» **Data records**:
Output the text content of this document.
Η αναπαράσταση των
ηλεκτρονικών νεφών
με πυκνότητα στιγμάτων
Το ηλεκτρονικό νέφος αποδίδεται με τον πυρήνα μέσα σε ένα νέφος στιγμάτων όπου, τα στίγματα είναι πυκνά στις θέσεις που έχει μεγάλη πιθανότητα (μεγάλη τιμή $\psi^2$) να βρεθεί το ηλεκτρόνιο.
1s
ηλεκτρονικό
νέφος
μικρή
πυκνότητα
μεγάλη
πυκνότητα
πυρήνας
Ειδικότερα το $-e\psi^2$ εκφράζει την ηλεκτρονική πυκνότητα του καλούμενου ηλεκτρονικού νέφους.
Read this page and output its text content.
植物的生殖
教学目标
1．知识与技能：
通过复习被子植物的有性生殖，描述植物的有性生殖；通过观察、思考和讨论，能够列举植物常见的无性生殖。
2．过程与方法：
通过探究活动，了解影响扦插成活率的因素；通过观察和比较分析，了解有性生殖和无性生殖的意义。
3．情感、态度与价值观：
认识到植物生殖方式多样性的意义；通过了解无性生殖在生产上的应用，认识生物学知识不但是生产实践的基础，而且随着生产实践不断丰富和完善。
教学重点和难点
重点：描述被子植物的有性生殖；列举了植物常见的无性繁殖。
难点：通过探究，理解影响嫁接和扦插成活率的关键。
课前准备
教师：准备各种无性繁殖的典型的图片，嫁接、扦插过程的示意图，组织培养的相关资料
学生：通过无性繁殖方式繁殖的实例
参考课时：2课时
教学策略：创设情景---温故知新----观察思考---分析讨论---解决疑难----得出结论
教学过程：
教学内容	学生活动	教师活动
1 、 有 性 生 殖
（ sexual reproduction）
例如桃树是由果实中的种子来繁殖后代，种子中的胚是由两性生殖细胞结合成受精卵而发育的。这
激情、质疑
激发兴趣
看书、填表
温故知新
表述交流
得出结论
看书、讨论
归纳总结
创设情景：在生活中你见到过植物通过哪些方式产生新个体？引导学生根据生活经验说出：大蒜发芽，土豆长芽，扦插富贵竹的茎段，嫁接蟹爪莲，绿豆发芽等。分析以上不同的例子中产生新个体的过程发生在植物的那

» **DIRECTION**: State how many lines of the listing hold the string "στιγμάτων"; reply with the number and nothing else.

» **WRITTEN ANSWER**: 2